### Problem to solve
Pictures stay out; everything else in the records below is copied exactly.

# start of Records shown

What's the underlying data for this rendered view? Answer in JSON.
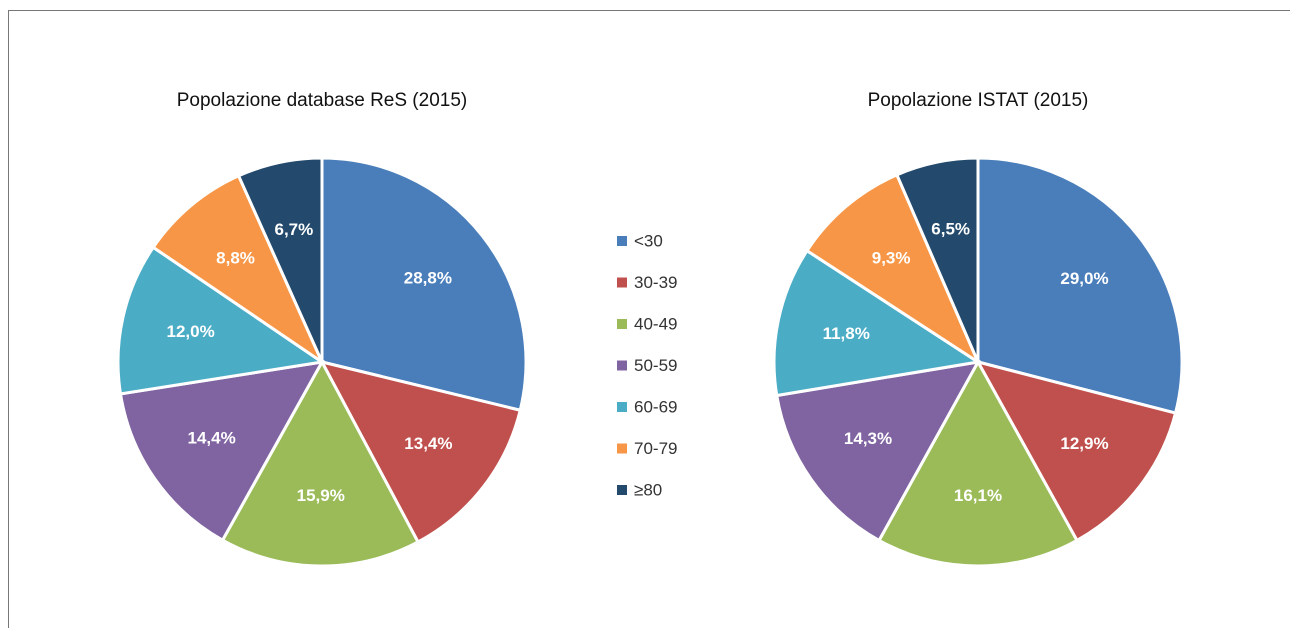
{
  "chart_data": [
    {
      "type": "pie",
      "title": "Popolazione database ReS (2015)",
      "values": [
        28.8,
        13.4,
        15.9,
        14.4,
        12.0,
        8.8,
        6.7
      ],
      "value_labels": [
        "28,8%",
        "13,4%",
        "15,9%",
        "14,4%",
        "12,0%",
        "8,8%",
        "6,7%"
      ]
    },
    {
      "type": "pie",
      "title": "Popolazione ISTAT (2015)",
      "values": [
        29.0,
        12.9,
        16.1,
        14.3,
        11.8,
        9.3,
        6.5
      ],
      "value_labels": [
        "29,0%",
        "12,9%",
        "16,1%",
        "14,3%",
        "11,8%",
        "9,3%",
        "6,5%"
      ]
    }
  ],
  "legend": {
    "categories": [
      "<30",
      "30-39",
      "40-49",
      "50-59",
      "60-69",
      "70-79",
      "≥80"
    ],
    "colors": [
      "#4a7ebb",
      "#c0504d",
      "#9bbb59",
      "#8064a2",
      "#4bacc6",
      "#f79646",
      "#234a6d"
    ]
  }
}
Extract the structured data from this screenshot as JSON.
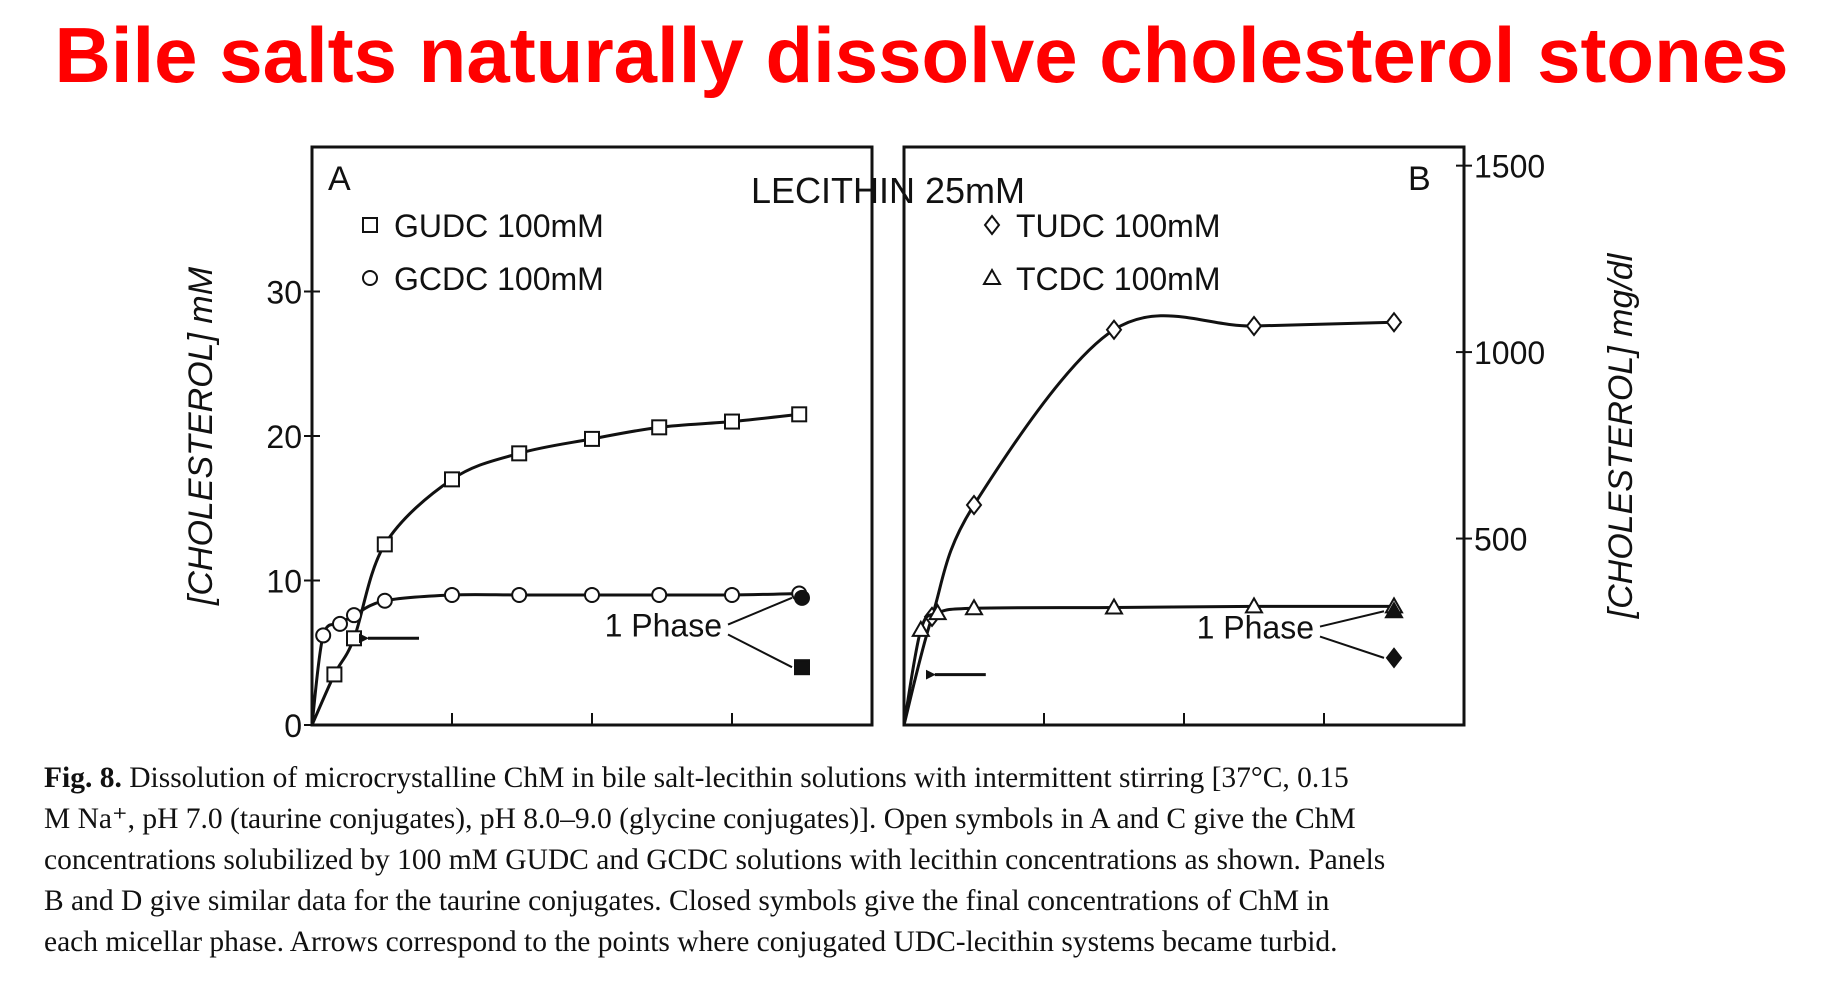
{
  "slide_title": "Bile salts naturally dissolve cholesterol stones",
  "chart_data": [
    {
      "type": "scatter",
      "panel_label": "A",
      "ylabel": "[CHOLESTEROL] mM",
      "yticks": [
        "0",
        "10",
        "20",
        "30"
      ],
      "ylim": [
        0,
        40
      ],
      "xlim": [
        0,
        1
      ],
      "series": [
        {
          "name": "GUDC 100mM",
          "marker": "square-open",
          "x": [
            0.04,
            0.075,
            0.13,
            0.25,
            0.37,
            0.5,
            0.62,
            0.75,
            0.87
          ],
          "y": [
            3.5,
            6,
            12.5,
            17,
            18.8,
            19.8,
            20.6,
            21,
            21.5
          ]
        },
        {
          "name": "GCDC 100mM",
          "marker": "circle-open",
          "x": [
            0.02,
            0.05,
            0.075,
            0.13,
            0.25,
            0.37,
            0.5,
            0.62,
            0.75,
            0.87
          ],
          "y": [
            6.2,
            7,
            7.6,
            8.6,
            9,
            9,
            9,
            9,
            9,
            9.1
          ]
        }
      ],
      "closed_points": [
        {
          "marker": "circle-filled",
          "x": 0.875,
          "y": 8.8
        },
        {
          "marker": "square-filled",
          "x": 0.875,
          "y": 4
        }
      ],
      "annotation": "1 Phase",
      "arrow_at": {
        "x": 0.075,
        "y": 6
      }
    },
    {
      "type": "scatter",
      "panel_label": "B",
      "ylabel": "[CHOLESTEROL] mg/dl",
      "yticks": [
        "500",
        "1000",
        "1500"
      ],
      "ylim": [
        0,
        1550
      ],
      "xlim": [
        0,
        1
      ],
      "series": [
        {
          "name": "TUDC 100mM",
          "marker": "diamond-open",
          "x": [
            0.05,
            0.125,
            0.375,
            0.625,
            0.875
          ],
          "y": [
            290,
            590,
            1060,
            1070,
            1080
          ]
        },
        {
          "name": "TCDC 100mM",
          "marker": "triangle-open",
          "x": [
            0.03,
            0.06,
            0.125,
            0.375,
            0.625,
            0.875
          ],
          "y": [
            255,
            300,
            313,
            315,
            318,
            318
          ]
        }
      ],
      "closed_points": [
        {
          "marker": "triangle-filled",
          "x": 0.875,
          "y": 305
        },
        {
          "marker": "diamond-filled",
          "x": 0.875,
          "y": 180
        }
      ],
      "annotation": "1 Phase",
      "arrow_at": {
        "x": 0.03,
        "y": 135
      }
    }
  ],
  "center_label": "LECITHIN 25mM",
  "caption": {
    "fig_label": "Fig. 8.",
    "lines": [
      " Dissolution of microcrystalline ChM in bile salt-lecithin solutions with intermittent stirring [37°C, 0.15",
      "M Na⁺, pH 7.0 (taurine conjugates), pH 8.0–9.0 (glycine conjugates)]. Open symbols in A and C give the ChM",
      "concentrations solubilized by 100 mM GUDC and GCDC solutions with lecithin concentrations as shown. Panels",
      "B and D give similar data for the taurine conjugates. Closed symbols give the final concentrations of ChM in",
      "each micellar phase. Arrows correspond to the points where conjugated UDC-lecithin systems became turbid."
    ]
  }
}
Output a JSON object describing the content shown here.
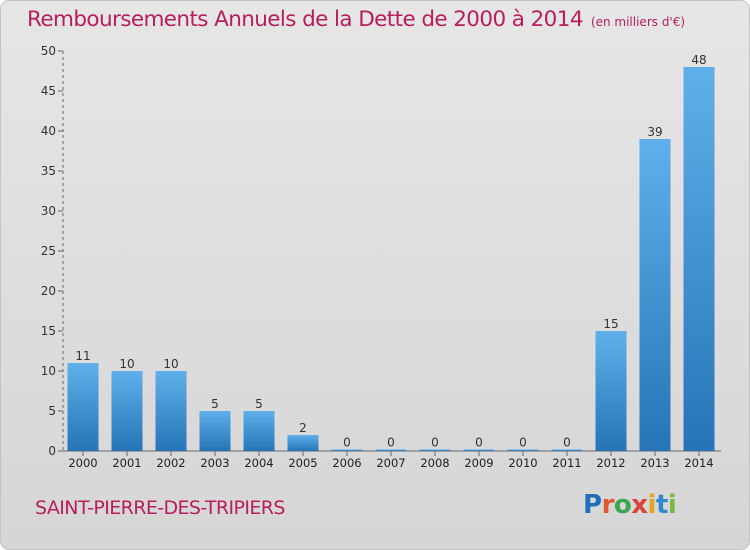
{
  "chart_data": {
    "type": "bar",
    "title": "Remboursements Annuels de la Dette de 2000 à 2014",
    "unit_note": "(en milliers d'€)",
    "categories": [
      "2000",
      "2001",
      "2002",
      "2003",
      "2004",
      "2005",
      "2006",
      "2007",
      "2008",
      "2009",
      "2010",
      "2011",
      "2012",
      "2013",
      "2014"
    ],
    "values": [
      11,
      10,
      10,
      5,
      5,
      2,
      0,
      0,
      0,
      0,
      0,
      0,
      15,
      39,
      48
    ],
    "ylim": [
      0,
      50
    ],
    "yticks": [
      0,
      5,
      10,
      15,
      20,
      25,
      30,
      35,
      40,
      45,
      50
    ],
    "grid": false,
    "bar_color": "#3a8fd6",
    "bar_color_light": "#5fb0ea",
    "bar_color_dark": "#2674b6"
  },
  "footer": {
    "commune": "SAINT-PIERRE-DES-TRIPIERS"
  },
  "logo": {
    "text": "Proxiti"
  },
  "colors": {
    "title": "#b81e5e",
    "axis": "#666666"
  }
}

# end of Records shown

### Exercise answer
What's the underlying data for this rendered view? Answer in JSON.
{
  "chart_data": [
    {
      "type": "pie",
      "title": "Popolazione database ReS (2015)",
      "values": [
        28.8,
        13.4,
        15.9,
        14.4,
        12.0,
        8.8,
        6.7
      ],
      "value_labels": [
        "28,8%",
        "13,4%",
        "15,9%",
        "14,4%",
        "12,0%",
        "8,8%",
        "6,7%"
      ]
    },
    {
      "type": "pie",
      "title": "Popolazione ISTAT (2015)",
      "values": [
        29.0,
        12.9,
        16.1,
        14.3,
        11.8,
        9.3,
        6.5
      ],
      "value_labels": [
        "29,0%",
        "12,9%",
        "16,1%",
        "14,3%",
        "11,8%",
        "9,3%",
        "6,5%"
      ]
    }
  ],
  "legend": {
    "categories": [
      "<30",
      "30-39",
      "40-49",
      "50-59",
      "60-69",
      "70-79",
      "≥80"
    ],
    "colors": [
      "#4a7ebb",
      "#c0504d",
      "#9bbb59",
      "#8064a2",
      "#4bacc6",
      "#f79646",
      "#234a6d"
    ]
  }
}
Extract the structured data from this screenshot as JSON.
{
  "slide_title": "Bile salts naturally dissolve cholesterol stones",
  "chart_data": [
    {
      "type": "scatter",
      "panel_label": "A",
      "ylabel": "[CHOLESTEROL] mM",
      "yticks": [
        "0",
        "10",
        "20",
        "30"
      ],
      "ylim": [
        0,
        40
      ],
      "xlim": [
        0,
        1
      ],
      "series": [
        {
          "name": "GUDC 100mM",
          "marker": "square-open",
          "x": [
            0.04,
            0.075,
            0.13,
            0.25,
            0.37,
            0.5,
            0.62,
            0.75,
            0.87
          ],
          "y": [
            3.5,
            6,
            12.5,
            17,
            18.8,
            19.8,
            20.6,
            21,
            21.5
          ]
        },
        {
          "name": "GCDC 100mM",
          "marker": "circle-open",
          "x": [
            0.02,
            0.05,
            0.075,
            0.13,
            0.25,
            0.37,
            0.5,
            0.62,
            0.75,
            0.87
          ],
          "y": [
            6.2,
            7,
            7.6,
            8.6,
            9,
            9,
            9,
            9,
            9,
            9.1
          ]
        }
      ],
      "closed_points": [
        {
          "marker": "circle-filled",
          "x": 0.875,
          "y": 8.8
        },
        {
          "marker": "square-filled",
          "x": 0.875,
          "y": 4
        }
      ],
      "annotation": "1 Phase",
      "arrow_at": {
        "x": 0.075,
        "y": 6
      }
    },
    {
      "type": "scatter",
      "panel_label": "B",
      "ylabel": "[CHOLESTEROL] mg/dl",
      "yticks": [
        "500",
        "1000",
        "1500"
      ],
      "ylim": [
        0,
        1550
      ],
      "xlim": [
        0,
        1
      ],
      "series": [
        {
          "name": "TUDC 100mM",
          "marker": "diamond-open",
          "x": [
            0.05,
            0.125,
            0.375,
            0.625,
            0.875
          ],
          "y": [
            290,
            590,
            1060,
            1070,
            1080
          ]
        },
        {
          "name": "TCDC 100mM",
          "marker": "triangle-open",
          "x": [
            0.03,
            0.06,
            0.125,
            0.375,
            0.625,
            0.875
          ],
          "y": [
            255,
            300,
            313,
            315,
            318,
            318
          ]
        }
      ],
      "closed_points": [
        {
          "marker": "triangle-filled",
          "x": 0.875,
          "y": 305
        },
        {
          "marker": "diamond-filled",
          "x": 0.875,
          "y": 180
        }
      ],
      "annotation": "1 Phase",
      "arrow_at": {
        "x": 0.03,
        "y": 135
      }
    }
  ],
  "center_label": "LECITHIN 25mM",
  "caption": {
    "fig_label": "Fig. 8.",
    "lines": [
      " Dissolution of microcrystalline ChM in bile salt-lecithin solutions with intermittent stirring [37°C, 0.15",
      "M Na⁺, pH 7.0 (taurine conjugates), pH 8.0–9.0 (glycine conjugates)]. Open symbols in A and C give the ChM",
      "concentrations solubilized by 100 mM GUDC and GCDC solutions with lecithin concentrations as shown. Panels",
      "B and D give similar data for the taurine conjugates. Closed symbols give the final concentrations of ChM in",
      "each micellar phase. Arrows correspond to the points where conjugated UDC-lecithin systems became turbid."
    ]
  }
}
Output a JSON object describing the content shown here.
{
  "chart_data": {
    "type": "bar",
    "title": "Remboursements Annuels de la Dette de 2000 à 2014",
    "unit_note": "(en milliers d'€)",
    "categories": [
      "2000",
      "2001",
      "2002",
      "2003",
      "2004",
      "2005",
      "2006",
      "2007",
      "2008",
      "2009",
      "2010",
      "2011",
      "2012",
      "2013",
      "2014"
    ],
    "values": [
      11,
      10,
      10,
      5,
      5,
      2,
      0,
      0,
      0,
      0,
      0,
      0,
      15,
      39,
      48
    ],
    "ylim": [
      0,
      50
    ],
    "yticks": [
      0,
      5,
      10,
      15,
      20,
      25,
      30,
      35,
      40,
      45,
      50
    ],
    "grid": false,
    "bar_color": "#3a8fd6",
    "bar_color_light": "#5fb0ea",
    "bar_color_dark": "#2674b6"
  },
  "footer": {
    "commune": "SAINT-PIERRE-DES-TRIPIERS"
  },
  "logo": {
    "text": "Proxiti"
  },
  "colors": {
    "title": "#b81e5e",
    "axis": "#666666"
  }
}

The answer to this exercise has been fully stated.